--- START RECORD EXTRACTS ---

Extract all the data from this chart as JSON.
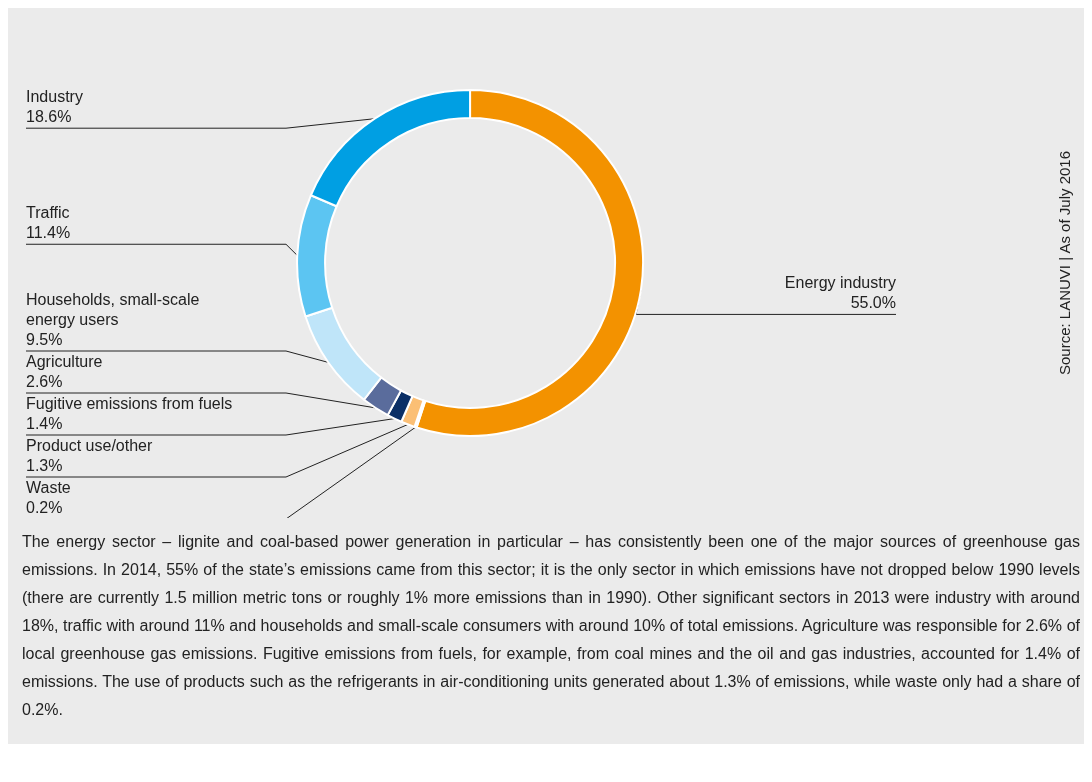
{
  "chart_data": {
    "type": "donut",
    "categories": [
      "Energy industry",
      "Waste",
      "Product use/other",
      "Fugitive emissions from fuels",
      "Agriculture",
      "Households, small-scale energy users",
      "Traffic",
      "Industry"
    ],
    "values": [
      55.0,
      0.2,
      1.3,
      1.4,
      2.6,
      9.5,
      11.4,
      18.6
    ],
    "value_labels": [
      "55.0%",
      "0.2%",
      "1.3%",
      "1.4%",
      "2.6%",
      "9.5%",
      "11.4%",
      "18.6%"
    ],
    "colors": [
      "#f39200",
      "#f6dcc0",
      "#fbbf75",
      "#0b2f66",
      "#5a6c9c",
      "#bfe5f9",
      "#5cc5f2",
      "#009fe3"
    ],
    "legend": false,
    "annotations": [
      "Source: LANUVI | As of July 2016",
      "The energy sector – lignite and coal-based power generation in particular – has consistently been one of the major sources of greenhouse gas emissions. In 2014, 55% of the state’s emissions came from this sector; it is the only sector in which emissions have not dropped below 1990 levels (there are currently 1.5 million metric tons or roughly 1% more emissions than in 1990). Other significant sectors in 2013 were industry with around 18%, traffic with around 11% and households and small-scale consumers with around 10% of total emissions. Agriculture was responsible for 2.6% of local greenhouse gas emissions. Fugitive emissions from fuels, for example, from coal mines and the oil and gas industries, accounted for 1.4% of emissions. The use of products such as the refrigerants in air-conditioning units generated about 1.3% of emissions, while waste only had a share of 0.2%."
    ]
  }
}
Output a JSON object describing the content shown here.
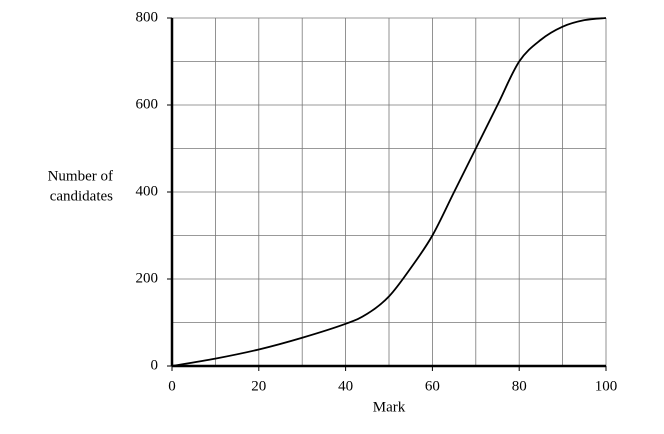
{
  "chart_data": {
    "type": "line",
    "x_label": "Mark",
    "y_label_lines": [
      "Number of",
      "candidates"
    ],
    "x": [
      0,
      10,
      20,
      30,
      40,
      45,
      50,
      55,
      60,
      65,
      70,
      75,
      80,
      85,
      90,
      95,
      100
    ],
    "series": [
      {
        "color": "#000000",
        "values": [
          0,
          17,
          38,
          65,
          97,
          120,
          160,
          225,
          300,
          400,
          500,
          600,
          700,
          750,
          780,
          795,
          800
        ]
      }
    ],
    "xlim": [
      0,
      100
    ],
    "xticks": [
      0,
      20,
      40,
      60,
      80,
      100
    ],
    "minor_xticks": [
      10,
      30,
      50,
      70,
      90
    ],
    "ylim": [
      0,
      800
    ],
    "yticks": [
      0,
      200,
      400,
      600,
      800
    ],
    "minor_yticks": [
      100,
      300,
      500,
      700
    ],
    "grid": true
  }
}
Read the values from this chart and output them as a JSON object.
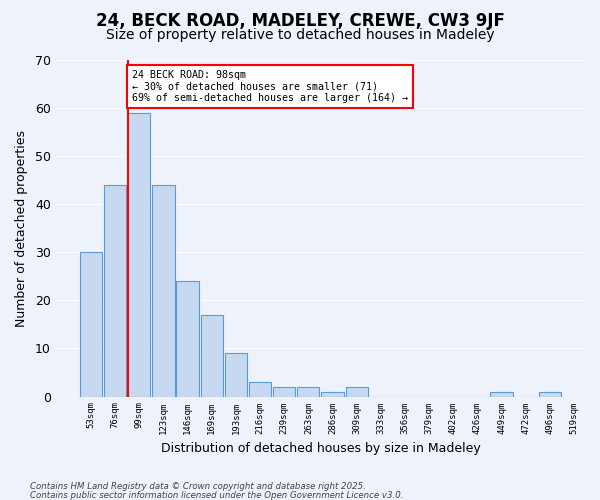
{
  "title1": "24, BECK ROAD, MADELEY, CREWE, CW3 9JF",
  "title2": "Size of property relative to detached houses in Madeley",
  "xlabel": "Distribution of detached houses by size in Madeley",
  "ylabel": "Number of detached properties",
  "bins": [
    "53sqm",
    "76sqm",
    "99sqm",
    "123sqm",
    "146sqm",
    "169sqm",
    "193sqm",
    "216sqm",
    "239sqm",
    "263sqm",
    "286sqm",
    "309sqm",
    "333sqm",
    "356sqm",
    "379sqm",
    "402sqm",
    "426sqm",
    "449sqm",
    "472sqm",
    "496sqm",
    "519sqm"
  ],
  "values": [
    30,
    44,
    59,
    44,
    24,
    17,
    9,
    3,
    2,
    2,
    1,
    2,
    0,
    0,
    0,
    0,
    0,
    1,
    0,
    1
  ],
  "bar_color": "#c6d9f0",
  "bar_edge_color": "#5b9bd5",
  "red_line_index": 2,
  "annotation_text": "24 BECK ROAD: 98sqm\n← 30% of detached houses are smaller (71)\n69% of semi-detached houses are larger (164) →",
  "annotation_box_color": "#ffffff",
  "annotation_box_edge": "#ff0000",
  "footer1": "Contains HM Land Registry data © Crown copyright and database right 2025.",
  "footer2": "Contains public sector information licensed under the Open Government Licence v3.0.",
  "ylim": [
    0,
    70
  ],
  "yticks": [
    0,
    10,
    20,
    30,
    40,
    50,
    60,
    70
  ],
  "bg_color": "#eef2fb",
  "grid_color": "#ffffff",
  "title1_fontsize": 12,
  "title2_fontsize": 10
}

--- END RECORD EXTRACTS ---

**WHAT YOU HAVE TO DO**
Note every line above where the string "JSON" shows up, and copy those lines.

**SOLUTION TO THE PROBLEM**
Extract all the data from this chart as JSON.
Output a JSON object describing the content shown here.
Read the values from this chart and output them as a JSON object.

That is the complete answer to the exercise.